### Your task
Go through the data below and gather each line containing "name".

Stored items
***

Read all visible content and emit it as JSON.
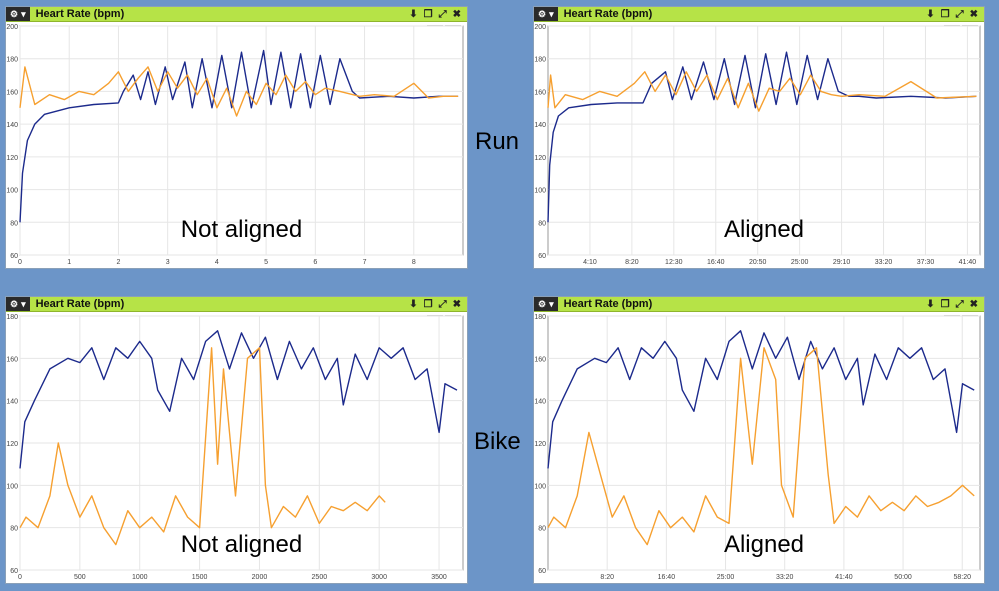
{
  "side_labels": {
    "run": "Run",
    "bike": "Bike"
  },
  "icons": {
    "menu": "gear-icon",
    "dropdown": "caret-down-icon",
    "download": "download-icon",
    "popout": "popout-icon",
    "expand": "expand-icon",
    "close": "close-icon"
  },
  "colors": {
    "background": "#6c95c8",
    "titlebar": "#b6e347",
    "series_hr": "#1c2a8c",
    "series_other": "#f6a030"
  },
  "zoom": {
    "minus": "-",
    "plus": "+"
  },
  "panels": [
    {
      "title": "Heart Rate (bpm)",
      "annotation": "Not aligned",
      "chart_data": {
        "type": "line",
        "xlim": [
          0,
          9
        ],
        "ylim": [
          60,
          200
        ],
        "xticks": [
          "0",
          "1",
          "2",
          "3",
          "4",
          "5",
          "6",
          "7",
          "8"
        ],
        "yticks": [
          "60",
          "80",
          "100",
          "120",
          "140",
          "160",
          "180",
          "200"
        ],
        "series": [
          {
            "color": "#1c2a8c",
            "x": [
              0,
              0.05,
              0.15,
              0.3,
              0.5,
              1.0,
              1.5,
              2.0,
              2.1,
              2.3,
              2.45,
              2.6,
              2.75,
              2.95,
              3.1,
              3.35,
              3.5,
              3.7,
              3.9,
              4.1,
              4.3,
              4.5,
              4.7,
              4.95,
              5.1,
              5.3,
              5.5,
              5.7,
              5.9,
              6.1,
              6.3,
              6.5,
              6.75,
              6.9,
              7.5,
              8.0,
              8.5,
              8.9
            ],
            "y": [
              80,
              110,
              130,
              140,
              146,
              150,
              152,
              153,
              160,
              170,
              155,
              172,
              152,
              175,
              155,
              178,
              150,
              180,
              150,
              182,
              150,
              184,
              150,
              185,
              152,
              184,
              150,
              183,
              150,
              182,
              152,
              180,
              160,
              156,
              157,
              156,
              157,
              157
            ]
          },
          {
            "color": "#f6a030",
            "x": [
              0,
              0.1,
              0.3,
              0.6,
              0.9,
              1.2,
              1.5,
              1.8,
              2.0,
              2.2,
              2.4,
              2.6,
              2.8,
              3.0,
              3.2,
              3.4,
              3.6,
              3.8,
              4.0,
              4.2,
              4.4,
              4.6,
              4.8,
              5.0,
              5.2,
              5.4,
              5.6,
              5.8,
              6.0,
              6.2,
              6.5,
              6.9,
              7.2,
              7.6,
              8.0,
              8.3,
              8.6,
              8.9
            ],
            "y": [
              150,
              175,
              152,
              158,
              155,
              160,
              158,
              165,
              172,
              160,
              168,
              175,
              160,
              172,
              162,
              170,
              158,
              168,
              150,
              162,
              145,
              160,
              152,
              165,
              158,
              170,
              160,
              166,
              158,
              162,
              160,
              157,
              158,
              157,
              165,
              156,
              157,
              157
            ]
          }
        ]
      }
    },
    {
      "title": "Heart Rate (bpm)",
      "annotation": "Aligned",
      "chart_data": {
        "type": "line",
        "xlim": [
          0,
          2500
        ],
        "ylim": [
          60,
          200
        ],
        "xticks": [
          "4:10",
          "8:20",
          "12:30",
          "16:40",
          "20:50",
          "25:00",
          "29:10",
          "33:20",
          "37:30",
          "41:40"
        ],
        "yticks": [
          "60",
          "80",
          "100",
          "120",
          "140",
          "160",
          "180",
          "200"
        ],
        "series": [
          {
            "color": "#1c2a8c",
            "x": [
              0,
              10,
              30,
              60,
              120,
              250,
              400,
              550,
              600,
              680,
              720,
              780,
              830,
              900,
              960,
              1020,
              1080,
              1140,
              1200,
              1260,
              1320,
              1380,
              1440,
              1500,
              1560,
              1620,
              1680,
              1740,
              1800,
              1900,
              2100,
              2300,
              2480
            ],
            "y": [
              80,
              115,
              135,
              145,
              150,
              152,
              153,
              153,
              165,
              172,
              155,
              175,
              155,
              178,
              155,
              180,
              152,
              182,
              150,
              183,
              152,
              184,
              152,
              182,
              155,
              180,
              160,
              157,
              157,
              156,
              157,
              156,
              157
            ]
          },
          {
            "color": "#f6a030",
            "x": [
              0,
              15,
              40,
              100,
              200,
              300,
              400,
              500,
              560,
              620,
              680,
              740,
              800,
              860,
              920,
              980,
              1040,
              1100,
              1160,
              1220,
              1280,
              1340,
              1400,
              1460,
              1520,
              1580,
              1640,
              1700,
              1800,
              1950,
              2100,
              2250,
              2480
            ],
            "y": [
              150,
              170,
              150,
              158,
              155,
              160,
              157,
              165,
              172,
              160,
              170,
              158,
              172,
              160,
              170,
              155,
              168,
              150,
              165,
              148,
              162,
              160,
              168,
              158,
              170,
              160,
              158,
              157,
              158,
              157,
              166,
              156,
              157
            ]
          }
        ]
      }
    },
    {
      "title": "Heart Rate (bpm)",
      "annotation": "Not aligned",
      "chart_data": {
        "type": "line",
        "xlim": [
          0,
          3700
        ],
        "ylim": [
          60,
          180
        ],
        "xticks": [
          "0",
          "500",
          "1000",
          "1500",
          "2000",
          "2500",
          "3000",
          "3500"
        ],
        "yticks": [
          "60",
          "80",
          "100",
          "120",
          "140",
          "160",
          "180"
        ],
        "series": [
          {
            "color": "#1c2a8c",
            "x": [
              0,
              40,
              120,
              250,
              400,
              500,
              600,
              700,
              800,
              900,
              1000,
              1100,
              1150,
              1250,
              1350,
              1450,
              1550,
              1650,
              1750,
              1850,
              1950,
              2050,
              2150,
              2250,
              2350,
              2450,
              2550,
              2650,
              2700,
              2800,
              2900,
              3000,
              3100,
              3200,
              3300,
              3400,
              3500,
              3550,
              3650
            ],
            "y": [
              108,
              130,
              140,
              155,
              160,
              158,
              165,
              150,
              165,
              160,
              168,
              160,
              145,
              135,
              160,
              150,
              168,
              173,
              155,
              172,
              160,
              170,
              150,
              168,
              155,
              165,
              150,
              160,
              138,
              162,
              150,
              165,
              160,
              165,
              150,
              155,
              125,
              148,
              145
            ]
          },
          {
            "color": "#f6a030",
            "x": [
              0,
              50,
              150,
              250,
              320,
              400,
              500,
              600,
              700,
              800,
              900,
              1000,
              1100,
              1200,
              1300,
              1400,
              1500,
              1600,
              1650,
              1700,
              1800,
              1900,
              2000,
              2050,
              2100,
              2200,
              2300,
              2400,
              2500,
              2600,
              2700,
              2800,
              2900,
              3000,
              3050
            ],
            "y": [
              80,
              85,
              80,
              95,
              120,
              100,
              85,
              95,
              80,
              72,
              88,
              80,
              85,
              78,
              95,
              85,
              80,
              165,
              110,
              155,
              95,
              160,
              165,
              100,
              80,
              90,
              85,
              95,
              82,
              90,
              88,
              92,
              88,
              95,
              92
            ]
          }
        ]
      }
    },
    {
      "title": "Heart Rate (bpm)",
      "annotation": "Aligned",
      "chart_data": {
        "type": "line",
        "xlim": [
          0,
          3700
        ],
        "ylim": [
          60,
          180
        ],
        "xticks": [
          "8:20",
          "16:40",
          "25:00",
          "33:20",
          "41:40",
          "50:00",
          "58:20"
        ],
        "yticks": [
          "60",
          "80",
          "100",
          "120",
          "140",
          "160",
          "180"
        ],
        "series": [
          {
            "color": "#1c2a8c",
            "x": [
              0,
              40,
              120,
              250,
              400,
              500,
              600,
              700,
              800,
              900,
              1000,
              1100,
              1150,
              1250,
              1350,
              1450,
              1550,
              1650,
              1750,
              1850,
              1950,
              2050,
              2150,
              2250,
              2350,
              2450,
              2550,
              2650,
              2700,
              2800,
              2900,
              3000,
              3100,
              3200,
              3300,
              3400,
              3500,
              3550,
              3650
            ],
            "y": [
              108,
              130,
              140,
              155,
              160,
              158,
              165,
              150,
              165,
              160,
              168,
              160,
              145,
              135,
              160,
              150,
              168,
              173,
              155,
              172,
              160,
              170,
              150,
              168,
              155,
              165,
              150,
              160,
              138,
              162,
              150,
              165,
              160,
              165,
              150,
              155,
              125,
              148,
              145
            ]
          },
          {
            "color": "#f6a030",
            "x": [
              0,
              50,
              150,
              250,
              350,
              450,
              550,
              650,
              750,
              850,
              950,
              1050,
              1150,
              1250,
              1350,
              1450,
              1550,
              1650,
              1750,
              1850,
              1950,
              2000,
              2100,
              2200,
              2300,
              2400,
              2450,
              2550,
              2650,
              2750,
              2850,
              2950,
              3050,
              3150,
              3250,
              3350,
              3450,
              3550,
              3650
            ],
            "y": [
              80,
              85,
              80,
              95,
              125,
              105,
              85,
              95,
              80,
              72,
              88,
              80,
              85,
              78,
              95,
              85,
              82,
              160,
              110,
              165,
              150,
              100,
              85,
              160,
              165,
              105,
              82,
              90,
              85,
              95,
              88,
              92,
              88,
              95,
              90,
              92,
              95,
              100,
              95
            ]
          }
        ]
      }
    }
  ]
}
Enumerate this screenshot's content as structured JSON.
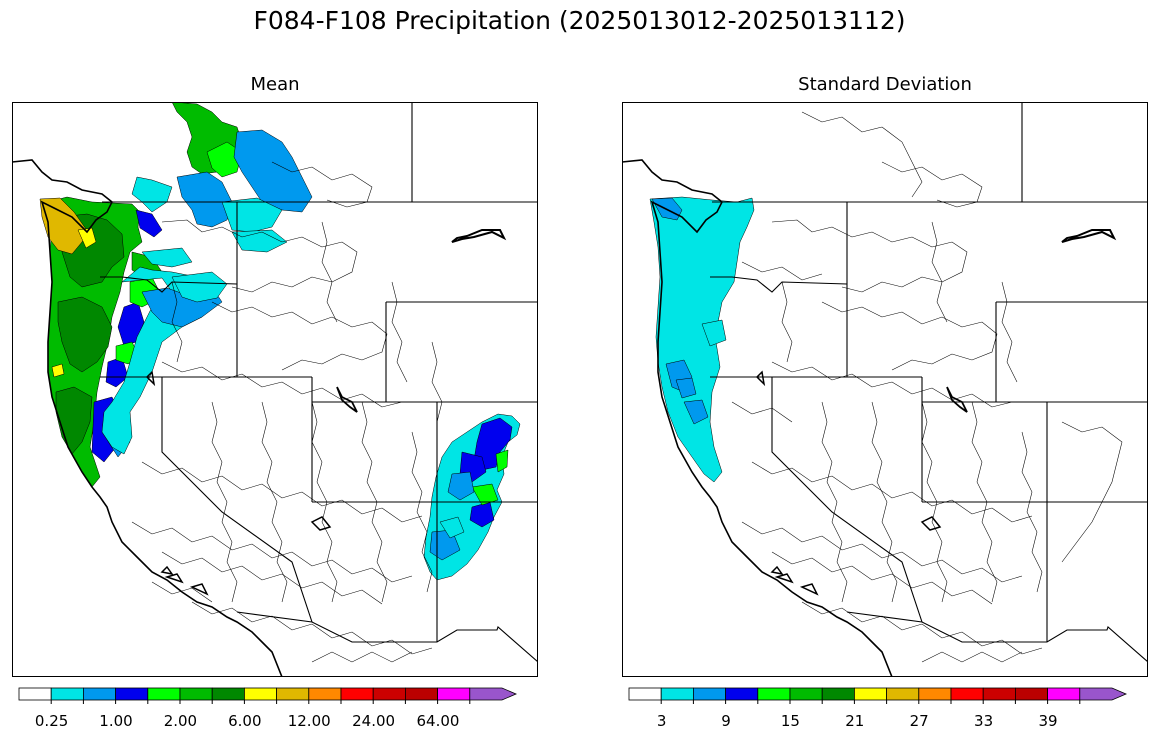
{
  "figure": {
    "title": "F084-F108 Precipitation (2025013012-2025013112)"
  },
  "panels": [
    {
      "id": "mean",
      "title": "Mean"
    },
    {
      "id": "std",
      "title": "Standard Deviation"
    }
  ],
  "colorbars": {
    "colors": [
      "#ffffff",
      "#00e5e5",
      "#0099ee",
      "#0000ee",
      "#00ff00",
      "#00bb00",
      "#008800",
      "#ffff00",
      "#e0b800",
      "#ff8800",
      "#ff0000",
      "#cc0000",
      "#bb0000",
      "#ff00ff",
      "#9955cc"
    ],
    "mean_tick_labels": [
      "0.25",
      "1.00",
      "2.00",
      "6.00",
      "12.00",
      "24.00",
      "64.00"
    ],
    "std_tick_labels": [
      "3",
      "9",
      "15",
      "21",
      "27",
      "33",
      "39"
    ]
  },
  "map_colors": {
    "coast": "#000000",
    "border": "#000000",
    "basin_outline": "#000000"
  }
}
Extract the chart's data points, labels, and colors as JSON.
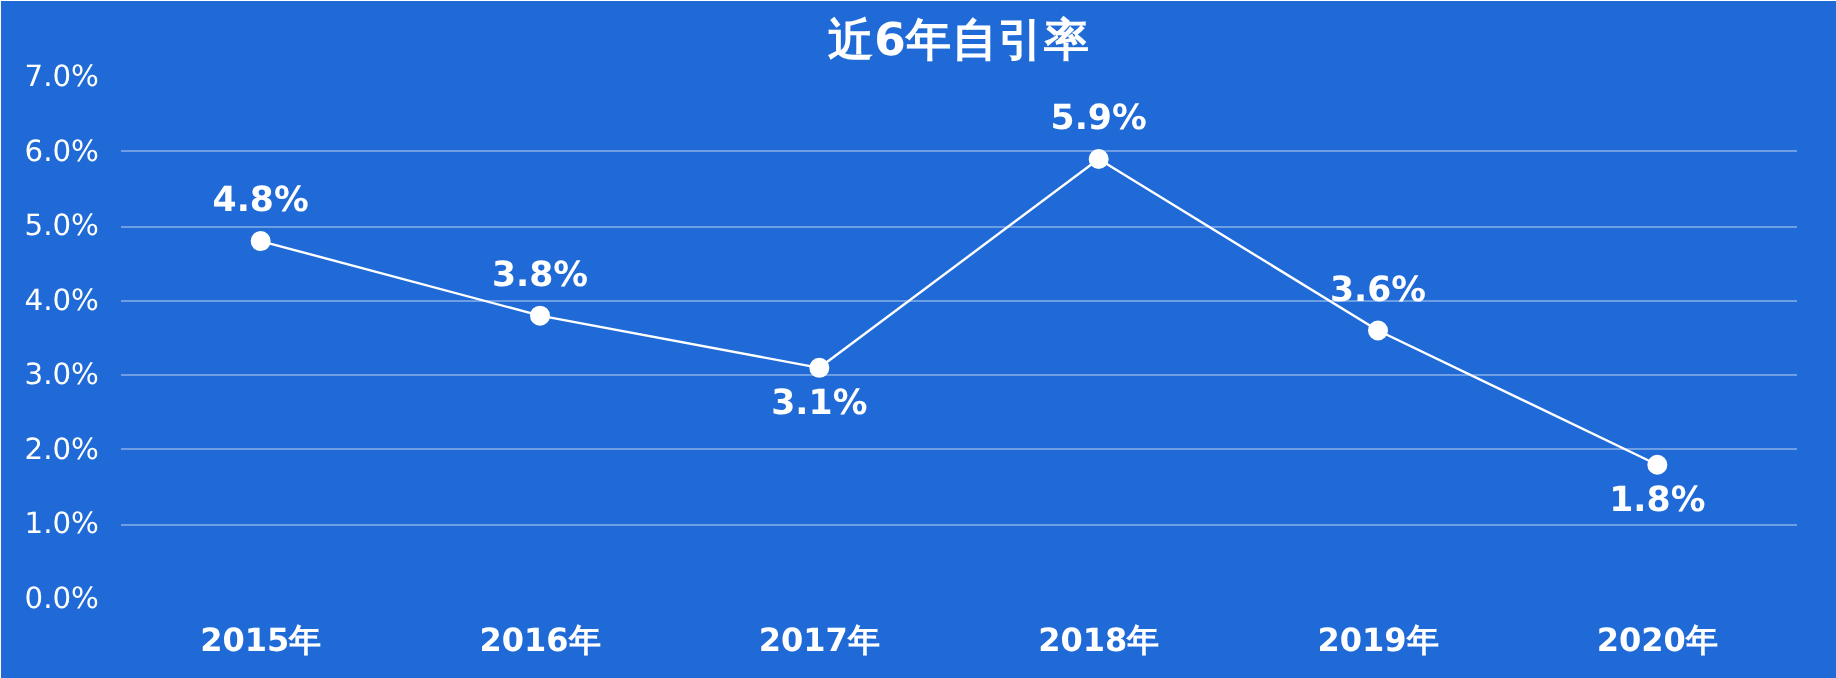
{
  "chart_data": {
    "type": "line",
    "title": "近6年自引率",
    "categories": [
      "2015年",
      "2016年",
      "2017年",
      "2018年",
      "2019年",
      "2020年"
    ],
    "series": [
      {
        "color": "#ffffff",
        "values": [
          4.8,
          3.8,
          3.1,
          5.9,
          3.6,
          1.8
        ],
        "value_labels": [
          "4.8%",
          "3.8%",
          "3.1%",
          "5.9%",
          "3.6%",
          "1.8%"
        ]
      }
    ],
    "ylim": [
      0,
      7
    ],
    "yticks": [
      {
        "value": 0,
        "label": "0.0%"
      },
      {
        "value": 1,
        "label": "1.0%"
      },
      {
        "value": 2,
        "label": "2.0%"
      },
      {
        "value": 3,
        "label": "3.0%"
      },
      {
        "value": 4,
        "label": "4.0%"
      },
      {
        "value": 5,
        "label": "5.0%"
      },
      {
        "value": 6,
        "label": "6.0%"
      },
      {
        "value": 7,
        "label": "7.0%"
      }
    ],
    "grid": "y",
    "marker": "circle",
    "line_style": "solid"
  }
}
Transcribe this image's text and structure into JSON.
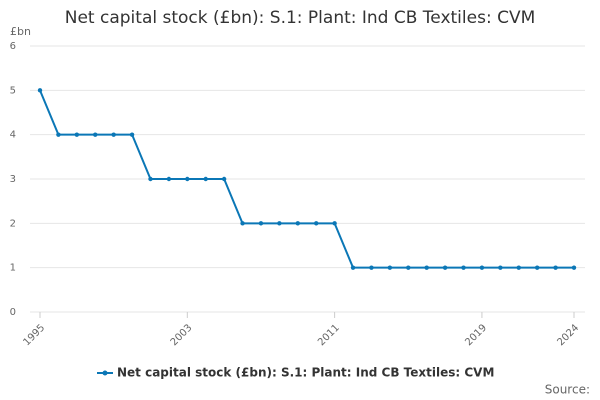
{
  "chart_data": {
    "type": "line",
    "title": "Net capital stock (£bn): S.1: Plant: Ind CB Textiles: CVM",
    "y_label": "£bn",
    "source": "Source:",
    "x": [
      1995,
      1996,
      1997,
      1998,
      1999,
      2000,
      2001,
      2002,
      2003,
      2004,
      2005,
      2006,
      2007,
      2008,
      2009,
      2010,
      2011,
      2012,
      2013,
      2014,
      2015,
      2016,
      2017,
      2018,
      2019,
      2020,
      2021,
      2022,
      2023,
      2024
    ],
    "series": [
      {
        "name": "Net capital stock (£bn): S.1: Plant: Ind CB Textiles: CVM",
        "color": "#0b77b6",
        "values": [
          5,
          4,
          4,
          4,
          4,
          4,
          3,
          3,
          3,
          3,
          3,
          2,
          2,
          2,
          2,
          2,
          2,
          1,
          1,
          1,
          1,
          1,
          1,
          1,
          1,
          1,
          1,
          1,
          1,
          1
        ]
      }
    ],
    "xlim": [
      1995,
      2024
    ],
    "xticks": [
      1995,
      2003,
      2011,
      2019,
      2024
    ],
    "ylim": [
      0,
      6
    ],
    "yticks": [
      0,
      1,
      2,
      3,
      4,
      5,
      6
    ],
    "grid": true,
    "legend": "bottom"
  }
}
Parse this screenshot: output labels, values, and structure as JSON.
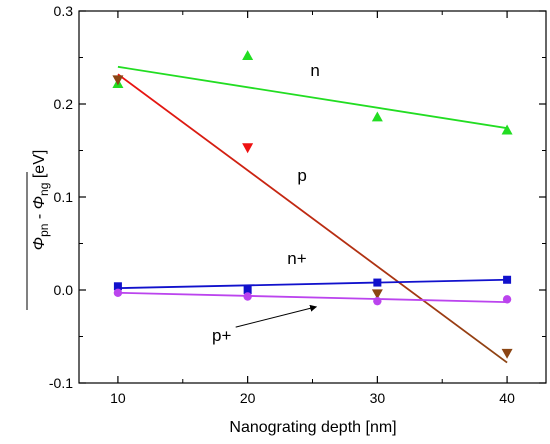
{
  "chart_data": {
    "type": "scatter",
    "title": "",
    "xlabel": "Nanograting depth [nm]",
    "ylabel": {
      "symbol_1": "Φ",
      "sub_1": "pn",
      "separator": " - ",
      "symbol_2": "Φ",
      "sub_2": "ng",
      "unit": "  [eV]"
    },
    "xlim": [
      7,
      43
    ],
    "ylim": [
      -0.1,
      0.3
    ],
    "xticks": [
      10,
      20,
      30,
      40
    ],
    "yticks": [
      -0.1,
      0.0,
      0.1,
      0.2,
      0.3
    ],
    "ytick_labels": [
      "-0.1",
      "0.0",
      "0.1",
      "0.2",
      "0.3"
    ],
    "grid": false,
    "series": [
      {
        "name": "n",
        "marker": "triangle-up",
        "color": "#22dd22",
        "x": [
          10,
          20,
          30,
          40
        ],
        "y": [
          0.222,
          0.252,
          0.186,
          0.172
        ],
        "fit": [
          [
            10,
            0.24
          ],
          [
            40,
            0.174
          ]
        ]
      },
      {
        "name": "p",
        "marker": "triangle-down",
        "color": "#ee1111",
        "x": [
          10,
          20,
          30,
          40
        ],
        "y": [
          0.226,
          0.153,
          -0.004,
          -0.068
        ],
        "marker_colors": [
          "#8b4513",
          "#ee1111",
          "#8b4513",
          "#8b4513"
        ],
        "fit": [
          [
            10,
            0.232
          ],
          [
            40,
            -0.078
          ]
        ],
        "fit_gradient": [
          "#ee1111",
          "#8b4513"
        ]
      },
      {
        "name": "n+",
        "marker": "square",
        "color": "#1111cc",
        "x": [
          10,
          20,
          30,
          40
        ],
        "y": [
          0.004,
          0.0,
          0.008,
          0.011
        ],
        "fit": [
          [
            10,
            0.002
          ],
          [
            40,
            0.011
          ]
        ]
      },
      {
        "name": "p+",
        "marker": "circle",
        "color": "#bb44ee",
        "x": [
          10,
          20,
          30,
          40
        ],
        "y": [
          -0.003,
          -0.007,
          -0.012,
          -0.01
        ],
        "fit": [
          [
            10,
            -0.003
          ],
          [
            40,
            -0.013
          ]
        ]
      }
    ],
    "annotations": [
      {
        "text": "n",
        "series": "n",
        "at": [
          25.2,
          0.23
        ]
      },
      {
        "text": "p",
        "series": "p",
        "at": [
          24.2,
          0.117
        ]
      },
      {
        "text": "n+",
        "series": "n+",
        "at": [
          23.8,
          0.028
        ]
      },
      {
        "text": "p+",
        "series": "p+",
        "at": [
          18.0,
          -0.055
        ],
        "arrow_to": [
          25.3,
          -0.018
        ]
      }
    ]
  }
}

***

### Written answer
        "name": "Net capital stock (£bn): S.1: Plant: Ind CB Textiles: CVM",
        "name": "n",
        "name": "p",
        "name": "n+",
        "name": "p+",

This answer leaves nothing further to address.